A block of data:
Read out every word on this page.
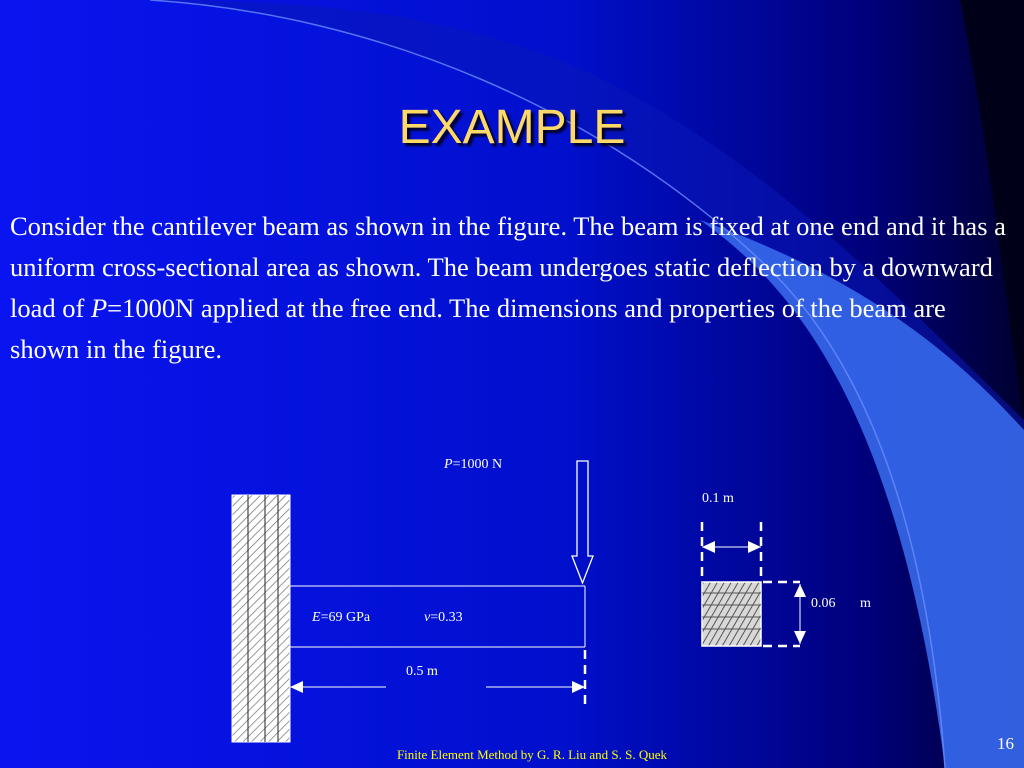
EXAMPLE
Consider the cantilever beam as shown in the figure. The beam is fixed at one end and it has a uniform cross-sectional area as shown. The beam undergoes static deflection by a downward load of P=1000N applied at the free end. The dimensions and properties of the beam are shown in the figure.
P=1000 N
E=69 GPa	ν=0.33
0.5 m
0.1 m
0.06 m
Finite Element Method by G. R. Liu and S. S. Quek
16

SHORT TASK: Copy out all of the data word for word. Do not carry over any picture.

FINISHED EXERCISE:
Read out every word on this page.
EXAMPLE
Consider the cantilever beam as shown in the figure. The beam is fixed at one end and it has a uniform cross-sectional area as shown. The beam undergoes static deflection by a downward load of P=1000N applied at the free end. The dimensions and properties of the beam are shown in the figure.
P=1000 N
E=69 GPa	ν=0.33
0.5 m
0.1 m
0.06 m
Finite Element Method by G. R. Liu and S. S. Quek
16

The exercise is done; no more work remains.